**Stated exercise:** How many lines of the data include the string "noise"? State the number and nothing else.

**Exercise materials:**
•••••
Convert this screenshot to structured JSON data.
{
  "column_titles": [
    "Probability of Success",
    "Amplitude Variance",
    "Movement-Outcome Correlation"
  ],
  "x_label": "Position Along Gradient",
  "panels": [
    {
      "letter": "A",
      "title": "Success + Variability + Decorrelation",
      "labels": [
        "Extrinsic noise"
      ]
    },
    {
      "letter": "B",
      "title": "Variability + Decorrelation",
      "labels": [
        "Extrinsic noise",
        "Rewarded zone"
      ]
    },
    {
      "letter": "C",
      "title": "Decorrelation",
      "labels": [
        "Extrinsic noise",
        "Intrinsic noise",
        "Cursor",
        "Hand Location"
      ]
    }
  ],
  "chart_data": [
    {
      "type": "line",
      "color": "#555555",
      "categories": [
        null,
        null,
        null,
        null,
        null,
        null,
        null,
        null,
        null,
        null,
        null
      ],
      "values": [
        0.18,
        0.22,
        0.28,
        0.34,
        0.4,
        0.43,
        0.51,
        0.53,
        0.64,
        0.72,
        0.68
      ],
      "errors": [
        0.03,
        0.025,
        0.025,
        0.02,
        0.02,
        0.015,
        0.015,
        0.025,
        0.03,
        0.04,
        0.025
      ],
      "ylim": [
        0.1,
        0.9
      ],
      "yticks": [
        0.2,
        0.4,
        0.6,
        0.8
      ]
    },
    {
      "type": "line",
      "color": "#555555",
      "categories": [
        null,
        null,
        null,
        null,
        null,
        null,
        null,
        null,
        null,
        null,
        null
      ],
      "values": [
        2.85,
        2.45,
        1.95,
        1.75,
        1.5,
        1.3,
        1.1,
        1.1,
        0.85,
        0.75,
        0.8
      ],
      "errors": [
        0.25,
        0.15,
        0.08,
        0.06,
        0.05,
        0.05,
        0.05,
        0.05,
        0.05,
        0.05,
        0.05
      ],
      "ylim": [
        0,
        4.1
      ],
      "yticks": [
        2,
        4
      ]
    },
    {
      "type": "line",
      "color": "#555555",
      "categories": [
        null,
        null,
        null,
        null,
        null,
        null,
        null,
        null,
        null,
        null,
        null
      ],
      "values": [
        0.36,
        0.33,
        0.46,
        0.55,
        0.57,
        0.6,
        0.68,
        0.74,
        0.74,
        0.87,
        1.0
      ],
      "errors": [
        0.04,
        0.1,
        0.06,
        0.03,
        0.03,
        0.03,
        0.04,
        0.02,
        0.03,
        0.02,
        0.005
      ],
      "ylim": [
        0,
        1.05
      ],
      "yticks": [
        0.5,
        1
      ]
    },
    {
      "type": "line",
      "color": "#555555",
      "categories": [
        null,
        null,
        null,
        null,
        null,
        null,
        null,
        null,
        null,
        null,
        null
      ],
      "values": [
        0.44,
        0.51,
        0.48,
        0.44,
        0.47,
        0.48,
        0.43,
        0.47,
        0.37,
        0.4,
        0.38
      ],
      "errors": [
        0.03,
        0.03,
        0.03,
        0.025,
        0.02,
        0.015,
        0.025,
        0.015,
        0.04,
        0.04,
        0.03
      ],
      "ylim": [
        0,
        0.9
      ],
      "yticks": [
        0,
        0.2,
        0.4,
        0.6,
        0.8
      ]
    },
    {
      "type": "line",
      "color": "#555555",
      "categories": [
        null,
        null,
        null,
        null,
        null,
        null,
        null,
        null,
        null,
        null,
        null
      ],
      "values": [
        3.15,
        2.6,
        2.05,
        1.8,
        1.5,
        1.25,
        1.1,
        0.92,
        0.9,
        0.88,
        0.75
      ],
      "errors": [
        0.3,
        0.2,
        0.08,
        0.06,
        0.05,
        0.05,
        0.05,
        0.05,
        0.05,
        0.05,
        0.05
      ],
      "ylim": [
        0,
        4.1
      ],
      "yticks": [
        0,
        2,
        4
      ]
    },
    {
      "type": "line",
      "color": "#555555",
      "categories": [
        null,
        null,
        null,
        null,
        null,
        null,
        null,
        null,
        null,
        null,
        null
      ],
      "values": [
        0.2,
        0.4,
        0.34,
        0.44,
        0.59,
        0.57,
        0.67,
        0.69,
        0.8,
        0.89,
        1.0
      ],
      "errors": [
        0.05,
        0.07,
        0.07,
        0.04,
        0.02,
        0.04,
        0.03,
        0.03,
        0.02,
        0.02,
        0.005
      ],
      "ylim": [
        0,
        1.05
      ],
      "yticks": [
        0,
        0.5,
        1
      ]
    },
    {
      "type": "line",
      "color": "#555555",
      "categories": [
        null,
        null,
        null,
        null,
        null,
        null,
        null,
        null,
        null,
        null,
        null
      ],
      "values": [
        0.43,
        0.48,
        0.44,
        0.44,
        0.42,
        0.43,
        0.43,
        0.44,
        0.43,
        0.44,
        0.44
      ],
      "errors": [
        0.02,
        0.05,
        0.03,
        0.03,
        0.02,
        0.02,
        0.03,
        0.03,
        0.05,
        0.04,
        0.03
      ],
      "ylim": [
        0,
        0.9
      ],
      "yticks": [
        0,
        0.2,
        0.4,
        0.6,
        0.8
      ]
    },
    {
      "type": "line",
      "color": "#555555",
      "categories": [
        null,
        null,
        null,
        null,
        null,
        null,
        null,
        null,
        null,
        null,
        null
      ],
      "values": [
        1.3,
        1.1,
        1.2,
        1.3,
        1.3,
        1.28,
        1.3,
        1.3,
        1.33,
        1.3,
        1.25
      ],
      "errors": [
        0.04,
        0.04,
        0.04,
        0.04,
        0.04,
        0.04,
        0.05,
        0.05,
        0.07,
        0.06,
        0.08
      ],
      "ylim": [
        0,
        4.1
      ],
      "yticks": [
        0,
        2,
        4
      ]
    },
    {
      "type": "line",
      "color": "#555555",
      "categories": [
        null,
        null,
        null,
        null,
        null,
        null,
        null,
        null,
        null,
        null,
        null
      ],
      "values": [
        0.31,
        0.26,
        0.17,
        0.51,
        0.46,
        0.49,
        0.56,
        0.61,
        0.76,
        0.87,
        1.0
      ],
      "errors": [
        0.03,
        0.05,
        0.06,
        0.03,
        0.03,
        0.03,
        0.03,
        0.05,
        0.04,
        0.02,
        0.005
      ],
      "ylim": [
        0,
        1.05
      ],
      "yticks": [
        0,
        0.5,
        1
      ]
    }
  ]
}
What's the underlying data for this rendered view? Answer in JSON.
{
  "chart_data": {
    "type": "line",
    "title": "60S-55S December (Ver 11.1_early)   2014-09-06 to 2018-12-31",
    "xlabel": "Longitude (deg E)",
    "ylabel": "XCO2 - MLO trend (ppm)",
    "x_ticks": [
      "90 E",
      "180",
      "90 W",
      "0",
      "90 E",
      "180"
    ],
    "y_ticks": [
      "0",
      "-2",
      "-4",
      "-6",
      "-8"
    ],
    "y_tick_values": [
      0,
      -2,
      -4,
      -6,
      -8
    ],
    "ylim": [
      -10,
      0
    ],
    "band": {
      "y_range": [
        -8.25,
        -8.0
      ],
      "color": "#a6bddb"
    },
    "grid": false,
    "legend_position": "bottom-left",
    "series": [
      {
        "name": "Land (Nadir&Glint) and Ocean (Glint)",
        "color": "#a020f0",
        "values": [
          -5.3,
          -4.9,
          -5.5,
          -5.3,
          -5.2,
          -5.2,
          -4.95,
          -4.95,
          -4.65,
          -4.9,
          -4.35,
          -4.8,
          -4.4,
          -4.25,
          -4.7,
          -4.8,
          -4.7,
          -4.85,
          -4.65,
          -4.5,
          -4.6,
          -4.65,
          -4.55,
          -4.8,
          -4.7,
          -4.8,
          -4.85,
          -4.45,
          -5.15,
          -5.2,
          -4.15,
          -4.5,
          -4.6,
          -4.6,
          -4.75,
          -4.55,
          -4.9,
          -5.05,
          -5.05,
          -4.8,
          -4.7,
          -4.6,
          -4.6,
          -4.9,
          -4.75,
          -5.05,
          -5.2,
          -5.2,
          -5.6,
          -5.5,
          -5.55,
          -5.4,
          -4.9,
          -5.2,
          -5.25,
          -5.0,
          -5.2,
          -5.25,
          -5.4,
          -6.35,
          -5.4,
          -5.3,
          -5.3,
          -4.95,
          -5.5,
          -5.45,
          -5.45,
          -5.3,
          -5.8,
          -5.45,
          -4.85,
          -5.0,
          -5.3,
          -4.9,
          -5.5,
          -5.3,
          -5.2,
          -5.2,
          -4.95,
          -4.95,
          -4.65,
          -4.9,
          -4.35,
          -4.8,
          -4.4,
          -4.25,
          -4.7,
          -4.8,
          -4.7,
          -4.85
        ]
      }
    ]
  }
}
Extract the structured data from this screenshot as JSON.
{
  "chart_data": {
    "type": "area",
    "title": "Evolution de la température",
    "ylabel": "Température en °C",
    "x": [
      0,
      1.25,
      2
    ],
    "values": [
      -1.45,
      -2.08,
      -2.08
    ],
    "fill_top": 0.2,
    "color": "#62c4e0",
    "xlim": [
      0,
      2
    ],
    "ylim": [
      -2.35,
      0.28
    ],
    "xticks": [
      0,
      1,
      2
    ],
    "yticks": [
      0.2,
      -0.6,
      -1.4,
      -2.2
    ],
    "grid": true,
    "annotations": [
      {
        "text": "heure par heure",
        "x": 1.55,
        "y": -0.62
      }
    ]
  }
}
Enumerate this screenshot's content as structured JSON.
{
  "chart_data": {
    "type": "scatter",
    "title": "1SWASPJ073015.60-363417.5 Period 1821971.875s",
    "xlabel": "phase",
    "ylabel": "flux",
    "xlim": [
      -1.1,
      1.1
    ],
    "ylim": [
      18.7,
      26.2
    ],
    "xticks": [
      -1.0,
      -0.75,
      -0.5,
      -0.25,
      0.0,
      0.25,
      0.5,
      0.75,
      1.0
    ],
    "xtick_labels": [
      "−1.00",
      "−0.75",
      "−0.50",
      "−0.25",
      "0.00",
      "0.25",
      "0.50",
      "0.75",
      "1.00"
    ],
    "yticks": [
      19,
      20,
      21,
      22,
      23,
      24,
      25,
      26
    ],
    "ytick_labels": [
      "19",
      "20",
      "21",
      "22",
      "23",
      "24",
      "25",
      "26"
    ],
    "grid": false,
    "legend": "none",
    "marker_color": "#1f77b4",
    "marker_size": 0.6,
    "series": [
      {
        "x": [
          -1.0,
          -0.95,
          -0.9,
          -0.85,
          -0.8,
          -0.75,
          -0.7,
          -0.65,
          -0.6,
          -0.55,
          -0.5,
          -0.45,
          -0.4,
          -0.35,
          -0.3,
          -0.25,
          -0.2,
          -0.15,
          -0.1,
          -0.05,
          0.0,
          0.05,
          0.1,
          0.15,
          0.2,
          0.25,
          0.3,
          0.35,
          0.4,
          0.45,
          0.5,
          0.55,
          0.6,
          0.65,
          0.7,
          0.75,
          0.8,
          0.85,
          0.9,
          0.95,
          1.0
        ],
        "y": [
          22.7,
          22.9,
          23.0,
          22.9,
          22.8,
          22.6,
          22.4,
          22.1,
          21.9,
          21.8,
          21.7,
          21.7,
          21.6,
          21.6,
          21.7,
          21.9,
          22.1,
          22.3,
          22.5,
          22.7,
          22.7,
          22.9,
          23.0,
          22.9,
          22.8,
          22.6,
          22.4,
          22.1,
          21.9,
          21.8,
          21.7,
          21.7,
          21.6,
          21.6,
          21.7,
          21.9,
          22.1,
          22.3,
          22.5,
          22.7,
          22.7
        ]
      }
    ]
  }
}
•••••
**Solution below:** 4